Saved data entries:
-- start --
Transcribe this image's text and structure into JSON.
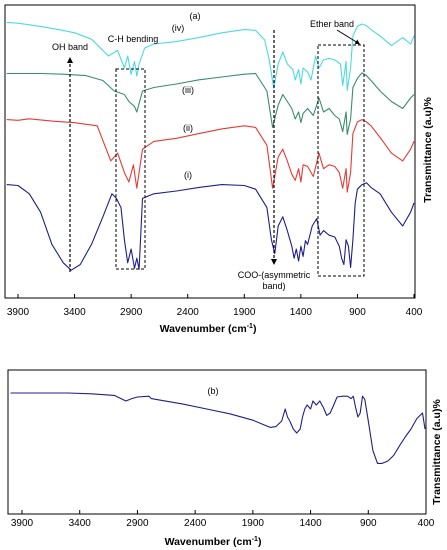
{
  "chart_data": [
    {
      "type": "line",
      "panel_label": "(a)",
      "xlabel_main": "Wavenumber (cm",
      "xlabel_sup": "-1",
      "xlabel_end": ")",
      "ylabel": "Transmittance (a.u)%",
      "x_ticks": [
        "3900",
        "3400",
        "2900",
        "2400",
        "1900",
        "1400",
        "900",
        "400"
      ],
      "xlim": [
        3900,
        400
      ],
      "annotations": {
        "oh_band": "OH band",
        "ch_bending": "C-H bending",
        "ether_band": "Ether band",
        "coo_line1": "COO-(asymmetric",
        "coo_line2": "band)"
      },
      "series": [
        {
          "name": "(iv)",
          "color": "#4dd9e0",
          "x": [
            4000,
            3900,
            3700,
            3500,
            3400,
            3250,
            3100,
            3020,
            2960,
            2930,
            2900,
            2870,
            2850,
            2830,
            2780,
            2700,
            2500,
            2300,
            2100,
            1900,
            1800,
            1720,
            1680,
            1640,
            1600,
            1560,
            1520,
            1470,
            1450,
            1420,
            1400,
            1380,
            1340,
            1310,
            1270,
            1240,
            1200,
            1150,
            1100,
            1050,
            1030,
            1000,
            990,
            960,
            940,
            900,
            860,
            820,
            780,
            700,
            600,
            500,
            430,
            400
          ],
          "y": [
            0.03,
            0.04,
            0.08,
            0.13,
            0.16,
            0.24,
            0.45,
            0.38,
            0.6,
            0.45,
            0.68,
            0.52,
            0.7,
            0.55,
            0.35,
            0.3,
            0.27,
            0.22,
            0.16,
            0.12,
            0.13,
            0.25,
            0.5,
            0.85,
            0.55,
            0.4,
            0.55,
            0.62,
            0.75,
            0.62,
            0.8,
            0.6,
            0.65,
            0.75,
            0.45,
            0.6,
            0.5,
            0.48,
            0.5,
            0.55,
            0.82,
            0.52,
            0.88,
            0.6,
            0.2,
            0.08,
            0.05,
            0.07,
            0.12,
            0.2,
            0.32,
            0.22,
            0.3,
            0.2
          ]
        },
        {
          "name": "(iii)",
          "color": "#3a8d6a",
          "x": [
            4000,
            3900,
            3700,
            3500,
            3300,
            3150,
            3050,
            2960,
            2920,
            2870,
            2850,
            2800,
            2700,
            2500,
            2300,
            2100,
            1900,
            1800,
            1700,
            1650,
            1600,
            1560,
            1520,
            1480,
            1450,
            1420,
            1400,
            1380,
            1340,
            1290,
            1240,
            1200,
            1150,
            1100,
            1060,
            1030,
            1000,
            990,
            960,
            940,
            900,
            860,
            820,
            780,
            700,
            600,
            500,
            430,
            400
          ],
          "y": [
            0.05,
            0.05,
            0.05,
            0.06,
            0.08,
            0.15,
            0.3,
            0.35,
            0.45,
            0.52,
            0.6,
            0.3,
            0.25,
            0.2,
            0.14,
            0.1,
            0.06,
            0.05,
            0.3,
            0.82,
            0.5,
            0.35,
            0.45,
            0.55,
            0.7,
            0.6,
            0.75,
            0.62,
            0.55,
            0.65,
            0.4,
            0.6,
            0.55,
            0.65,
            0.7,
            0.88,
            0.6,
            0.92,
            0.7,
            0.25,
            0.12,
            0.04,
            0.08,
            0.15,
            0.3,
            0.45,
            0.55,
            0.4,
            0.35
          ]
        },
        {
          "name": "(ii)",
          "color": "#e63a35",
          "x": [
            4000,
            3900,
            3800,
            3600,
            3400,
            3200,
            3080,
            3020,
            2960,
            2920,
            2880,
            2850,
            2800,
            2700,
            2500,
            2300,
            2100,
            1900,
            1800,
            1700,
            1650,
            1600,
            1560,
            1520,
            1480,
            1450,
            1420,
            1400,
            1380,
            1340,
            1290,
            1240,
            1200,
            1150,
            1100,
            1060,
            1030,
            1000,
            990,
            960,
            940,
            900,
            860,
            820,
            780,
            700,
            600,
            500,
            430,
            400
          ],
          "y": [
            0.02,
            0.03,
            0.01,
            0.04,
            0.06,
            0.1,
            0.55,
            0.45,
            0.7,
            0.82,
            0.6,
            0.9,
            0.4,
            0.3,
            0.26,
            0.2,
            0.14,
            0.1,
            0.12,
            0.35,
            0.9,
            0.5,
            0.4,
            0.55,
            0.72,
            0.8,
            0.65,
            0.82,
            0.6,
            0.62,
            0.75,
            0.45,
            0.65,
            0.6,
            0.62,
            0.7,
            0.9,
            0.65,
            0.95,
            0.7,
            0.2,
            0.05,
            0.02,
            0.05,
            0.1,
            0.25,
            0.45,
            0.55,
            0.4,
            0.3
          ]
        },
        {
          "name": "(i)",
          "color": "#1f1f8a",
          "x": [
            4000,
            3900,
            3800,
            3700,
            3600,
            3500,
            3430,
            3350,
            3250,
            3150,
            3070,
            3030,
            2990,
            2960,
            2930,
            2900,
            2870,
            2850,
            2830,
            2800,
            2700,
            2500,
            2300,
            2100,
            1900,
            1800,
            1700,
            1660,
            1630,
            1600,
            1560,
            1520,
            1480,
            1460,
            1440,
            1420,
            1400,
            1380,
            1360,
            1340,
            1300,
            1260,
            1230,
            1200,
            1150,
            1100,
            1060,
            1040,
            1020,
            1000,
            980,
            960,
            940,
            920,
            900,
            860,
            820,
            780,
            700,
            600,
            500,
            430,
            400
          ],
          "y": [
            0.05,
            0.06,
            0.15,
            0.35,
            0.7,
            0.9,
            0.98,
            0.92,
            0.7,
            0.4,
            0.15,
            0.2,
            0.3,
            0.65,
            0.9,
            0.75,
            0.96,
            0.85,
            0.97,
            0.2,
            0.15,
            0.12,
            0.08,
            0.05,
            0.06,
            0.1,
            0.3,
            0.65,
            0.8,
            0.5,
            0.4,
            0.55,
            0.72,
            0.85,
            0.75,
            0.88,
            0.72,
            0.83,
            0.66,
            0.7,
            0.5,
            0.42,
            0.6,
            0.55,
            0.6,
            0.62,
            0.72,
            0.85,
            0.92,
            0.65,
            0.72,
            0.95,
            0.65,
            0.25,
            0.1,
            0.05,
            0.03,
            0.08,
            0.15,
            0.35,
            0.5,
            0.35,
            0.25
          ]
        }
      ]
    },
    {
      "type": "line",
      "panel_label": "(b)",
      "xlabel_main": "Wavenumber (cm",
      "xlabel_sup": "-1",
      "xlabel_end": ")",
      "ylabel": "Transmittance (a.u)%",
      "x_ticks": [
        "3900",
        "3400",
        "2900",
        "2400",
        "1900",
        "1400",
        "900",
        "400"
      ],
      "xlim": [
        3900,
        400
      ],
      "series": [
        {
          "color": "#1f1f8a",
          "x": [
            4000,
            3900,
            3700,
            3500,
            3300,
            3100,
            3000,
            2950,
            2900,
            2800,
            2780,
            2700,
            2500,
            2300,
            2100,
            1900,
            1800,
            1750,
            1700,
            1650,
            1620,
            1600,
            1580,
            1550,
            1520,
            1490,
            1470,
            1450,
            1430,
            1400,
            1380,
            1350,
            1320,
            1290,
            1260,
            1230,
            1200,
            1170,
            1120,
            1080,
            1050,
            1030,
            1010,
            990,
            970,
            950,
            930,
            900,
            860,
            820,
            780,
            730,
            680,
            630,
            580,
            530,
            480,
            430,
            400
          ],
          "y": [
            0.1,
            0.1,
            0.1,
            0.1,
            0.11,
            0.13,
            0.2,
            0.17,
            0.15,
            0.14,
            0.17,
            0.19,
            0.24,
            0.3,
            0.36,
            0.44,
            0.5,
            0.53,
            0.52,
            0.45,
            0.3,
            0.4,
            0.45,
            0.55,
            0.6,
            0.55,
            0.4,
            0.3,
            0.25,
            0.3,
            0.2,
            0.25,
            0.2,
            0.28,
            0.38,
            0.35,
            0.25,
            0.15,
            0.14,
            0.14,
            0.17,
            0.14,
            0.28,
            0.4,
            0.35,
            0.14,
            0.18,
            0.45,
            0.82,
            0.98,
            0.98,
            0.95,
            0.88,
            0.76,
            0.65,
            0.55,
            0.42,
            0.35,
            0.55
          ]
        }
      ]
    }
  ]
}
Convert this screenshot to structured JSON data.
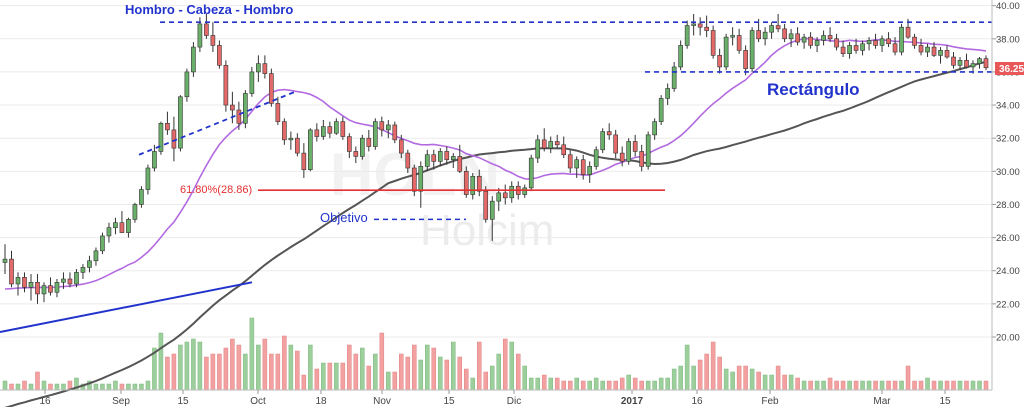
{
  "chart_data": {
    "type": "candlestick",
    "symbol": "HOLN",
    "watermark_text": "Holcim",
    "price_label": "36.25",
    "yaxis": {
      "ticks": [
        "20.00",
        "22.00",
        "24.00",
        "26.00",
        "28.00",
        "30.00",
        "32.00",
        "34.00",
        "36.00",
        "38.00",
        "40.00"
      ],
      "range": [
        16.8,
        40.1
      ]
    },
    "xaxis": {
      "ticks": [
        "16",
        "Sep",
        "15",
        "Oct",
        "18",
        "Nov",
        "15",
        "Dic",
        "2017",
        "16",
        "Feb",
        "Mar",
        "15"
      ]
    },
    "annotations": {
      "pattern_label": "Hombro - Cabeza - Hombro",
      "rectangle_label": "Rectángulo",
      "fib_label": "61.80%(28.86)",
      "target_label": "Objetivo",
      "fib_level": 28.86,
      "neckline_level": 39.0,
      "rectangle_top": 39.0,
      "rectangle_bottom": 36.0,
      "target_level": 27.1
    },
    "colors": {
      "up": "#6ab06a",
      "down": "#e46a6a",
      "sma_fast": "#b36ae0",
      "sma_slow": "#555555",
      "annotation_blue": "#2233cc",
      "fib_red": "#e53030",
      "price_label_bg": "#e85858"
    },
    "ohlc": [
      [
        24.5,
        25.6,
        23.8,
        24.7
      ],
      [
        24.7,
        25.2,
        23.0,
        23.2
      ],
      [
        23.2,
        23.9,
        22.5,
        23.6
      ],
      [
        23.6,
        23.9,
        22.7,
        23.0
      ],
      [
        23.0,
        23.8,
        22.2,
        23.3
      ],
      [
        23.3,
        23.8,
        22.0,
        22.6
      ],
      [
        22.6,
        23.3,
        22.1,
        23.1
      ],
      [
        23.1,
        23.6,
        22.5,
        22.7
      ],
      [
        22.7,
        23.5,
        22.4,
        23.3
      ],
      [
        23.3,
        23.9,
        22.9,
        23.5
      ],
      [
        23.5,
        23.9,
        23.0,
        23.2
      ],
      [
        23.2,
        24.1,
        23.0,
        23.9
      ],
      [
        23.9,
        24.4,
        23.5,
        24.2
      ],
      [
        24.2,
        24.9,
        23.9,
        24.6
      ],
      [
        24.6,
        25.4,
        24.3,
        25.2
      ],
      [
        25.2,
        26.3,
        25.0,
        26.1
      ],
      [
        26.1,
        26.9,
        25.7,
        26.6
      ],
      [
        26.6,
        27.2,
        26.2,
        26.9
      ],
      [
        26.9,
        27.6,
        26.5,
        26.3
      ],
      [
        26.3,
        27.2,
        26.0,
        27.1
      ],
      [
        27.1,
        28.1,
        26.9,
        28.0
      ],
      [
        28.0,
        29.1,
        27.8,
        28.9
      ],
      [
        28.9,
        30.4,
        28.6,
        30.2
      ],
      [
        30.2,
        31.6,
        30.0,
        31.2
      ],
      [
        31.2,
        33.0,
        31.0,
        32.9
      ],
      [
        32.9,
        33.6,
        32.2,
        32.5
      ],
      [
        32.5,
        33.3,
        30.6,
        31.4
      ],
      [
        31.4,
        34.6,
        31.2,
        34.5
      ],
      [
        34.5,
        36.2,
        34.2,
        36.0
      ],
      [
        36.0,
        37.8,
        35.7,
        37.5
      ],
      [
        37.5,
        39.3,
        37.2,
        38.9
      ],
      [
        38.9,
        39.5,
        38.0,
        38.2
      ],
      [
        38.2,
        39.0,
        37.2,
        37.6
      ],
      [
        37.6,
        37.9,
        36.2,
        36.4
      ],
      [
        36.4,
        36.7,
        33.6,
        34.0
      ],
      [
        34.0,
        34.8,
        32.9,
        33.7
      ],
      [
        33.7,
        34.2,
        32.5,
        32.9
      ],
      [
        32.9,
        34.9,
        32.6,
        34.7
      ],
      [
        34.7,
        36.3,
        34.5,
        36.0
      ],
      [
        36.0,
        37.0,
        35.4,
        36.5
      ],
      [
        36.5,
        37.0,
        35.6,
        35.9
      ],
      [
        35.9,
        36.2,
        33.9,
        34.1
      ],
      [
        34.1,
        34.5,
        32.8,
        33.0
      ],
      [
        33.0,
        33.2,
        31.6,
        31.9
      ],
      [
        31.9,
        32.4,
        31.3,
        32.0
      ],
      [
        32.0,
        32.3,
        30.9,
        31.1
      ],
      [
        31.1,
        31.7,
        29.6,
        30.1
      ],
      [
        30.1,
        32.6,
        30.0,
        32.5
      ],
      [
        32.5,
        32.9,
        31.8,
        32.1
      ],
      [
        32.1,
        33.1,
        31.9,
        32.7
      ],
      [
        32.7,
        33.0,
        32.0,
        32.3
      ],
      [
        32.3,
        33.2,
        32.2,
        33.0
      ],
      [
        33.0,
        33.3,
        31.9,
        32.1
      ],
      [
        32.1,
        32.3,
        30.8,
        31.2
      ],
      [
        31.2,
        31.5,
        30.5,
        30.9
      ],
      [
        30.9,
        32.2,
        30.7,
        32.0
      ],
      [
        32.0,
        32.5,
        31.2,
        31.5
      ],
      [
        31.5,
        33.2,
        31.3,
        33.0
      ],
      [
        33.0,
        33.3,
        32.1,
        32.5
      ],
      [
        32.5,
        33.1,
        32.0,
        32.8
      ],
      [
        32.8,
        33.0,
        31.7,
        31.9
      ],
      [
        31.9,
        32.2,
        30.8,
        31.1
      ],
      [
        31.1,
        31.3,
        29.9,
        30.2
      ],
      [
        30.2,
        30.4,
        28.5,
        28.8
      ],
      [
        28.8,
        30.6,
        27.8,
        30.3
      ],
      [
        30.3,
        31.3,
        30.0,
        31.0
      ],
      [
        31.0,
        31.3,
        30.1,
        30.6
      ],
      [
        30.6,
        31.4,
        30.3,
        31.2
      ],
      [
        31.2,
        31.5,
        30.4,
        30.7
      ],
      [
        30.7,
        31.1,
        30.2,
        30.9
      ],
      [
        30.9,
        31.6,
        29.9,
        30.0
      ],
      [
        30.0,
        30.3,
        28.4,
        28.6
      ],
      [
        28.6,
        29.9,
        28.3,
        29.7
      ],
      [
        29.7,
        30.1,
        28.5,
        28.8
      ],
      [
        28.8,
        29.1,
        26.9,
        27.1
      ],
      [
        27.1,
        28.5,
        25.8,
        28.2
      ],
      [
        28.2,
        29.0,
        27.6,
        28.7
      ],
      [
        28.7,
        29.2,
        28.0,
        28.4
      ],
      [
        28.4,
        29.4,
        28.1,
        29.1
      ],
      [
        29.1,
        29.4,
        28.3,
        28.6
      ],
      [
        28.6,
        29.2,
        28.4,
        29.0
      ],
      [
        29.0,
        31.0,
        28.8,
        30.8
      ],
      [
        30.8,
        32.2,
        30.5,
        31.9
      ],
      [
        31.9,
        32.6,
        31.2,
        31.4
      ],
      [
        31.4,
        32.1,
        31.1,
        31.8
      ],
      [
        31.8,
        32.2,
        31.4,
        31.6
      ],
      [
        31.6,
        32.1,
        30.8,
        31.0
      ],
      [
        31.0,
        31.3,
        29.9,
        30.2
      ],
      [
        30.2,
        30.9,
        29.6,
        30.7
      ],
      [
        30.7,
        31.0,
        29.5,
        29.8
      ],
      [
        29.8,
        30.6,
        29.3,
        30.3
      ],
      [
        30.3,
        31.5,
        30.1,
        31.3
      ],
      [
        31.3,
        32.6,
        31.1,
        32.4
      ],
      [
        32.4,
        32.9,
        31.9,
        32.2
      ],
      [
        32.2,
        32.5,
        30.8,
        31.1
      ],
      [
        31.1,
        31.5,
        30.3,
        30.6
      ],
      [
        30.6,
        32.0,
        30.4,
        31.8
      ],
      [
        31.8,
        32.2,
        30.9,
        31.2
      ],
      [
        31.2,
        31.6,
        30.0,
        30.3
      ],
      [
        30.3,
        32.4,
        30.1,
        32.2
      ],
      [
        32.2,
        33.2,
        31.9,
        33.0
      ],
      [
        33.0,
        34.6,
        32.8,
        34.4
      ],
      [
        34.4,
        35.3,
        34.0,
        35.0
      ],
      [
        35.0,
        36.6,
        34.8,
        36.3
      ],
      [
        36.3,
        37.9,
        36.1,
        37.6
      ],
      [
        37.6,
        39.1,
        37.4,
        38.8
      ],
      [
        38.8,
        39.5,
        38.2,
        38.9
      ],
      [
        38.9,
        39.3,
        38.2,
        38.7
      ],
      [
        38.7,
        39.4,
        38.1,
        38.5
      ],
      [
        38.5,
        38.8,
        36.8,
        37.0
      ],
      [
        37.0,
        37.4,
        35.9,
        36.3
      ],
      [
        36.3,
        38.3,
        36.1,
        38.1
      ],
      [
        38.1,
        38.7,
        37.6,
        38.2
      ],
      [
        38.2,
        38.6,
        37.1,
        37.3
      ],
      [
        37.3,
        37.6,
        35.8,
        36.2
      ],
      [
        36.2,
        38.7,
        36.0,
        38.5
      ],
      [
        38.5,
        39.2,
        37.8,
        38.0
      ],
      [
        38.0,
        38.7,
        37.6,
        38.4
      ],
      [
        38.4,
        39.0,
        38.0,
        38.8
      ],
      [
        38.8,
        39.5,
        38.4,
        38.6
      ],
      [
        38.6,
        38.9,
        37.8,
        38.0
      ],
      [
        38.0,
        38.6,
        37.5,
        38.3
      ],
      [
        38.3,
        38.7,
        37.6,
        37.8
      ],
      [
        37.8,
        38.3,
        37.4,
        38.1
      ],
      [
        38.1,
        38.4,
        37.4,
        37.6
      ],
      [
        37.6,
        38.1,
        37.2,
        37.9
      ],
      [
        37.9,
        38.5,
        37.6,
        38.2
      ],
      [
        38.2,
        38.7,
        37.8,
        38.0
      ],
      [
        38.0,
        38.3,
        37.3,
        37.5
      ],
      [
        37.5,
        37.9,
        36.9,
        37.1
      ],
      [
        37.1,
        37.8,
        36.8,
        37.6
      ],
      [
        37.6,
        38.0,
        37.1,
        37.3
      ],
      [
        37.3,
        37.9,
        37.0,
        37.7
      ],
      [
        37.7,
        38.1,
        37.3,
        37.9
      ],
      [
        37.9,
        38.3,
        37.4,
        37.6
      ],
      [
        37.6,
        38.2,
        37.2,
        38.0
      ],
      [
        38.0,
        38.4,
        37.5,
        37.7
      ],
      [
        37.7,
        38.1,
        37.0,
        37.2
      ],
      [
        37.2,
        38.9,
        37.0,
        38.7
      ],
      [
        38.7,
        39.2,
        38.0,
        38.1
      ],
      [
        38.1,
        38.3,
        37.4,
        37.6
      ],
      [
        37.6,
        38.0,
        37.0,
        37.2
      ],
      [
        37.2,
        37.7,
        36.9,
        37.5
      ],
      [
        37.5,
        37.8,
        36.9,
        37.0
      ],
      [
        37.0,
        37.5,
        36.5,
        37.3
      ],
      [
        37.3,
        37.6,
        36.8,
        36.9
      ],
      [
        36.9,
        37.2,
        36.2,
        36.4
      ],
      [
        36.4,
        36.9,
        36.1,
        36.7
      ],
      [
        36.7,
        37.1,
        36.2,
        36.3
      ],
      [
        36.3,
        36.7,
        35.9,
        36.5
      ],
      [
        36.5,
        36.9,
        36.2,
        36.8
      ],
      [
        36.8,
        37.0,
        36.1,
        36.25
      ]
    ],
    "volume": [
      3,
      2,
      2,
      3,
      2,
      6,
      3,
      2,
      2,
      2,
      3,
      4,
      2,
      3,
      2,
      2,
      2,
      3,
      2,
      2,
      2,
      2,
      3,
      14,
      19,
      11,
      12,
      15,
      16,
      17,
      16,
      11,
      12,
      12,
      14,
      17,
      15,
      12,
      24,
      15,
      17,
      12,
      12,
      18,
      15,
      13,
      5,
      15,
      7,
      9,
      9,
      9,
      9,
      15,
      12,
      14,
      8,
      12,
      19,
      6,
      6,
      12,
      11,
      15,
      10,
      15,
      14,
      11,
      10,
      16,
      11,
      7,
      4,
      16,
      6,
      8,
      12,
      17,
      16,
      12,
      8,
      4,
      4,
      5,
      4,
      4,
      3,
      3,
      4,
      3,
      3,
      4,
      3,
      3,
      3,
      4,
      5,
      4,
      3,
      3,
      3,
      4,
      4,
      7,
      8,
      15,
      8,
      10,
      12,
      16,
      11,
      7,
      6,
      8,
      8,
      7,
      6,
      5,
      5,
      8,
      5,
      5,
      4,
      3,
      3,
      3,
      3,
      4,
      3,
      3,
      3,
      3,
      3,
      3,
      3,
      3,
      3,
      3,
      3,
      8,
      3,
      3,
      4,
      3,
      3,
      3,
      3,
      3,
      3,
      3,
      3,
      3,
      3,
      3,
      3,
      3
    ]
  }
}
-- end --
DESCRIPTION OF THE TASK
Look for the word "JSON" and return every line where it occurs.

IN RESPONSE
Transcribe this image's text and structure into JSON.
Convert this screenshot to structured JSON data.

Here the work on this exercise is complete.